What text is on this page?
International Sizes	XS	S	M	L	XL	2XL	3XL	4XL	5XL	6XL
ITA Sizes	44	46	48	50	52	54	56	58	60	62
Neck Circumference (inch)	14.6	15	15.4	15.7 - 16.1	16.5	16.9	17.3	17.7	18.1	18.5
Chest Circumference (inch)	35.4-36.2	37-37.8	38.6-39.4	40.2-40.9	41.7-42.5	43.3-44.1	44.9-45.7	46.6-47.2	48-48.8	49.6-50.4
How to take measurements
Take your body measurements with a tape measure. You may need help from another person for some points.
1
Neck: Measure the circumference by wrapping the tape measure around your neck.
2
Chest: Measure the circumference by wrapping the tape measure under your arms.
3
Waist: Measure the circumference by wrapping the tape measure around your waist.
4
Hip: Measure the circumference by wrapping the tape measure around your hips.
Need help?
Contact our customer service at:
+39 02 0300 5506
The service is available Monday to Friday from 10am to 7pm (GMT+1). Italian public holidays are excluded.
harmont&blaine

=-=-=-=-=

◆ **Task goal**
Repeat all of the records above exactly as written.

◆ **Exercise answer**
What text is on this page?
International Sizes	XS	S	M	L	XL	2XL	3XL	4XL	5XL	6XL
ITA Sizes	44	46	48	50	52	54	56	58	60	62
Neck Circumference (inch)	14.6	15	15.4	15.7 - 16.1	16.5	16.9	17.3	17.7	18.1	18.5
Chest Circumference (inch)	35.4-36.2	37-37.8	38.6-39.4	40.2-40.9	41.7-42.5	43.3-44.1	44.9-45.7	46.6-47.2	48-48.8	49.6-50.4
How to take measurements
Take your body measurements with a tape measure. You may need help from another person for some points.
1
Neck: Measure the circumference by wrapping the tape measure around your neck.
2
Chest: Measure the circumference by wrapping the tape measure under your arms.
3
Waist: Measure the circumference by wrapping the tape measure around your waist.
4
Hip: Measure the circumference by wrapping the tape measure around your hips.
Need help?
Contact our customer service at:
+39 02 0300 5506
The service is available Monday to Friday from 10am to 7pm (GMT+1). Italian public holidays are excluded.
harmont&blaine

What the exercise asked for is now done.